**DOCUMENT:**

Begin

The 59th Munich Security Conference (MSC 2023) took place from 17 to 19 February 2023 at the Hotel Bayerischer Hof in Munich.

This was dominated by the ongoing Russo-Ukrainian War.  Vladimir Putin and his 2022 Russian invasion of Ukraine were discussed by most of the speakers but he was not invited and did not attend.  The New York Times reported that the world was tense and fractured as the West also faced confrontation with China and an indifferent global South.

Director of the Office of the Central Foreign Affairs Commission of People's Republic of China Wang Yi announced his peace initiative for the 2022 Russian invasion of Ukraine. On the same day US Vice President Kamala Harris urged China not to arm Russia, while she announced that the US "has determined Russia has committed crimes against humanity in Ukraine." US Secretary of State Antony Blinken was adamant that "Any peace has to be consistent with the principles of the United Nations Charter."

Newly-minted German Minister of Defence Boris Pistorius witnessed unity which gave him hope about the events in Ukraine:

Mikhail Khodorkovsky and Garry Kasparov were invited along with several other guests to discuss "Russia Reimagined: Visions for a Democratic Future".

End

**PROBLEM TO WORK ON:**
Write the next part of the account of the 2023 Munich Security Conference, picking up right after its last sentence. The lines after this come from a different source.

**DATA:**
Begin

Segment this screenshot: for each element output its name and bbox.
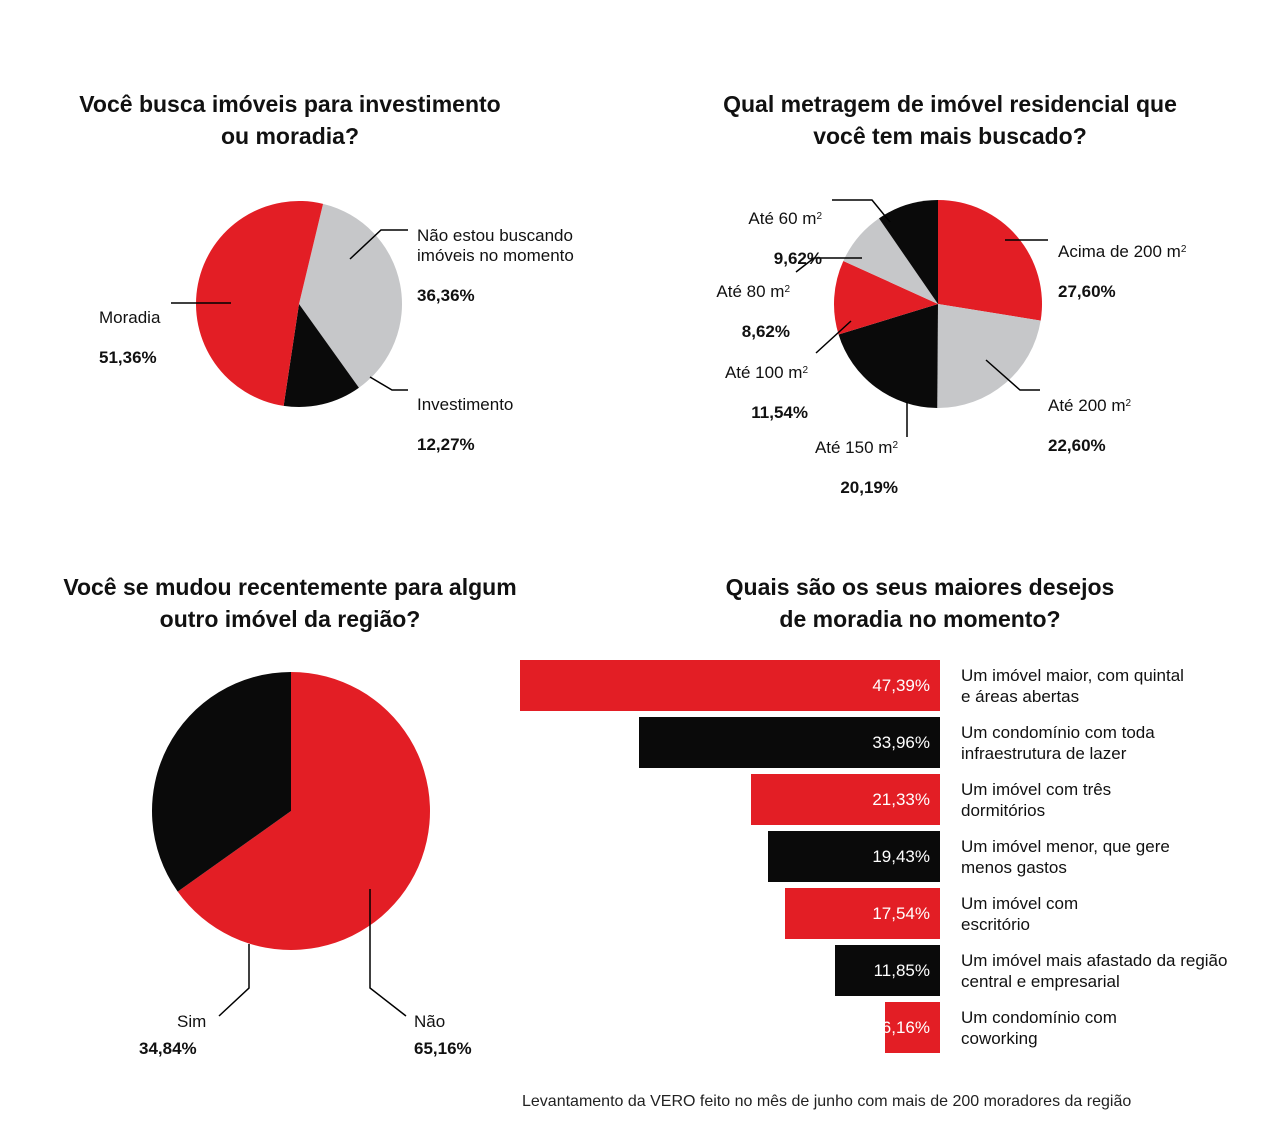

End

**TASK RESULT:**
During multiple panel discussions, the Vice President of Colombia Francia Márquez and the Foreign Minister of Brazil Mauro Vieira, concurred in their condemnation of the Russian aggression, but also stated their opposition to a further militarisation of the conflict. Márquez called for a new world order, centering life and not militarisation, while Vieira stated that it is necessary to work step by step towards a negotiated settlement in the Russo-Ukrainian conflict.

At a panel on Iran and the Women, Life, Freedom protests the son of the deposed Shah, Reza Pahlavi,  was invited to share his vision for the future of Iran.  The International Business Times comments that he has no experience, and is trying to "pluck the fruits of others labor".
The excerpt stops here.